- _What the task asks_:
Report how many lines hold the string "note". Give the number and nothing else.

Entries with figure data

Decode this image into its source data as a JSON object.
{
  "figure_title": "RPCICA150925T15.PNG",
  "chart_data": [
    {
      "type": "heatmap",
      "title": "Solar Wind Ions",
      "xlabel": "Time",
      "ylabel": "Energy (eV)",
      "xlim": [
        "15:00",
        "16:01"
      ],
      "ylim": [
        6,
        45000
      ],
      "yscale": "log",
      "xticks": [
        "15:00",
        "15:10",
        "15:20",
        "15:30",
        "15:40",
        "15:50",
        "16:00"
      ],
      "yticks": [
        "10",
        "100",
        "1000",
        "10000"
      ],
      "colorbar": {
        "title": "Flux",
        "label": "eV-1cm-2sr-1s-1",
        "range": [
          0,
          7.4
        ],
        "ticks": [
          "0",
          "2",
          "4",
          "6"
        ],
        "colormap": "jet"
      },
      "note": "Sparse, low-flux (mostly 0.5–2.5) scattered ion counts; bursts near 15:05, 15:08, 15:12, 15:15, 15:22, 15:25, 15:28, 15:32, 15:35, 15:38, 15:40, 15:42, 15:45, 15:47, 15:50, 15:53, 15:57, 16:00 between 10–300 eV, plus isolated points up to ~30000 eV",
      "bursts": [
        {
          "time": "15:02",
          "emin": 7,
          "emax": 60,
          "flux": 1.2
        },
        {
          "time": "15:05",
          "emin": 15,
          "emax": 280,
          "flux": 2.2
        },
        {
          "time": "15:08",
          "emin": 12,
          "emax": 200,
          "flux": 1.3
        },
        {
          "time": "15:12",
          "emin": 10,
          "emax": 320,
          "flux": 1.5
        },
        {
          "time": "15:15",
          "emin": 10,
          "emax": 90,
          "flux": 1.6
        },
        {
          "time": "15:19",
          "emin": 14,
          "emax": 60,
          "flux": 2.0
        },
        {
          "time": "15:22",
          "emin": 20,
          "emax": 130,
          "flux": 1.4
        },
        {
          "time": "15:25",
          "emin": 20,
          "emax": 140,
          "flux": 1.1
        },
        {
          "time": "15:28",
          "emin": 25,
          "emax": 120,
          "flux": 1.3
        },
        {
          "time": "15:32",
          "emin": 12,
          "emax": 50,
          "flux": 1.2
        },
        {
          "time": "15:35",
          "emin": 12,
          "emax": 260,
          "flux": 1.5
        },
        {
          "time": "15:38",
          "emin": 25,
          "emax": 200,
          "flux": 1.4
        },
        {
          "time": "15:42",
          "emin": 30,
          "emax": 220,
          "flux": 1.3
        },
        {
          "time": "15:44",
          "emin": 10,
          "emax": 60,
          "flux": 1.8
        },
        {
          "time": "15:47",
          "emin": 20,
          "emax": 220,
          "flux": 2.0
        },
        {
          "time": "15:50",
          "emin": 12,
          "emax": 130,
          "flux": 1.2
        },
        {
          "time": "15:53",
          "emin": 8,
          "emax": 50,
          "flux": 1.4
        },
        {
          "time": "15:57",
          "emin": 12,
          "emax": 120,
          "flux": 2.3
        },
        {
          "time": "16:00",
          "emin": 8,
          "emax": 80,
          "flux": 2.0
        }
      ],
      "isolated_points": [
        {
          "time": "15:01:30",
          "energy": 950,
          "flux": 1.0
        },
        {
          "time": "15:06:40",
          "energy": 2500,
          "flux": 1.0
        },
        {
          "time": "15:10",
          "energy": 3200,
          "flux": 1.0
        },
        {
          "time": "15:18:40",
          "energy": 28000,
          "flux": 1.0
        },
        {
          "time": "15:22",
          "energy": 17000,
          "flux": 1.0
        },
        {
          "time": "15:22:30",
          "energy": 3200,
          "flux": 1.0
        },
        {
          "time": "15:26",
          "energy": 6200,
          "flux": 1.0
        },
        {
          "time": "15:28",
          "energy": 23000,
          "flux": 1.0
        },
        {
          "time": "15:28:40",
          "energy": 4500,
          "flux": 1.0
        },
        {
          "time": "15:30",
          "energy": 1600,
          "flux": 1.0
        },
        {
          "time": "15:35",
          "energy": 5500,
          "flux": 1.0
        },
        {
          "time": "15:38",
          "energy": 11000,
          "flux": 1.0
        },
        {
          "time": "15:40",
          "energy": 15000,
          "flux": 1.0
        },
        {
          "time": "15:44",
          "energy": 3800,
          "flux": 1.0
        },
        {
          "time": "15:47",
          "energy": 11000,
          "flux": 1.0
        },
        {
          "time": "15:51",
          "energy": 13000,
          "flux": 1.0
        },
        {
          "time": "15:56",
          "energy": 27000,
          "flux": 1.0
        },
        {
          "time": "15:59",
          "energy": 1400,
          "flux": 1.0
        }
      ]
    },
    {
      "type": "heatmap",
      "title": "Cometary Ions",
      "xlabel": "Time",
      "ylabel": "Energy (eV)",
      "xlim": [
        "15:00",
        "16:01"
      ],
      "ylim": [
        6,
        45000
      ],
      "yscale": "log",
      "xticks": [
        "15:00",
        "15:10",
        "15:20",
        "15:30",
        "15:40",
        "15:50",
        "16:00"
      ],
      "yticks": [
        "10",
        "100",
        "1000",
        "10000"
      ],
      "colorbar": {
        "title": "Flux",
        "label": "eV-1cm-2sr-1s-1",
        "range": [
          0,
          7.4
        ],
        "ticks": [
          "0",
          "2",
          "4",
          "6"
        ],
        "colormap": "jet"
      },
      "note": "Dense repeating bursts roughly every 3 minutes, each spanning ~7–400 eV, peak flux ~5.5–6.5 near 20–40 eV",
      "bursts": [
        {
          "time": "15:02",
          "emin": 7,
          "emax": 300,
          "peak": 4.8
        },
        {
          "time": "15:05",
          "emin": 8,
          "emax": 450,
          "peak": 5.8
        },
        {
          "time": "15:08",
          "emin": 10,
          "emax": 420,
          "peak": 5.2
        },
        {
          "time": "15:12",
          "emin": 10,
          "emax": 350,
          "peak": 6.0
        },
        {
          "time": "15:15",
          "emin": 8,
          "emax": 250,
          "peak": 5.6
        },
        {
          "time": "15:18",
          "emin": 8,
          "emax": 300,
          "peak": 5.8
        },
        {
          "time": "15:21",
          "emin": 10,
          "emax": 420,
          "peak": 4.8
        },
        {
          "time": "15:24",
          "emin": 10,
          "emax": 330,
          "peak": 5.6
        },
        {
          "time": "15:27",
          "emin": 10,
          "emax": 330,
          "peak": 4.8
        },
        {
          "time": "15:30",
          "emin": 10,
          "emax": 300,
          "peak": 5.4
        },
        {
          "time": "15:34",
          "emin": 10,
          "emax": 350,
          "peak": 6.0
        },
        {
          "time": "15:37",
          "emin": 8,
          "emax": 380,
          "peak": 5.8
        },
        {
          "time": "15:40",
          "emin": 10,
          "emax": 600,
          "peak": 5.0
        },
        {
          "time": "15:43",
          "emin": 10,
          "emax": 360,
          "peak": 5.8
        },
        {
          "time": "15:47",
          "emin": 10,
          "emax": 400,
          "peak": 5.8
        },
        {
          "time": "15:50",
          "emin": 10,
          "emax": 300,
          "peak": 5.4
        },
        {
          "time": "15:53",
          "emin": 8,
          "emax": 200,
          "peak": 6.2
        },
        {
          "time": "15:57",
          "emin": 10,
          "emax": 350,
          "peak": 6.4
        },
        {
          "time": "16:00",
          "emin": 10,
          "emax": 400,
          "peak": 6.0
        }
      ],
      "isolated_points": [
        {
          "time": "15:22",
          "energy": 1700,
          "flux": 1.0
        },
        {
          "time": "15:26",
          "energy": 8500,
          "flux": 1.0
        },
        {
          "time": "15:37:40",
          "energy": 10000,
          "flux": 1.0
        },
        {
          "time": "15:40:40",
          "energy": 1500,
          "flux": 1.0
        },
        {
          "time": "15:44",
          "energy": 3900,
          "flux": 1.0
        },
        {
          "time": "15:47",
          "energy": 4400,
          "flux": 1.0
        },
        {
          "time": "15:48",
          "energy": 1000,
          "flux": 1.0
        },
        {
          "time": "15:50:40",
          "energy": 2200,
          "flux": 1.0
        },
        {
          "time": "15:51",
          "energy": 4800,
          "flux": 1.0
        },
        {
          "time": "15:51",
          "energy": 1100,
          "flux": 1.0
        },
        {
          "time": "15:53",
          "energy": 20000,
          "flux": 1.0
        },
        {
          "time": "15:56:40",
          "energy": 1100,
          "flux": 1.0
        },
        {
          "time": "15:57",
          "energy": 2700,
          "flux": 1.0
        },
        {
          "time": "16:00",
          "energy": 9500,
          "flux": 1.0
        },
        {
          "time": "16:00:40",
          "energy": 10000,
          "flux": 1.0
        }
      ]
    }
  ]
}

- _Correct result_:
2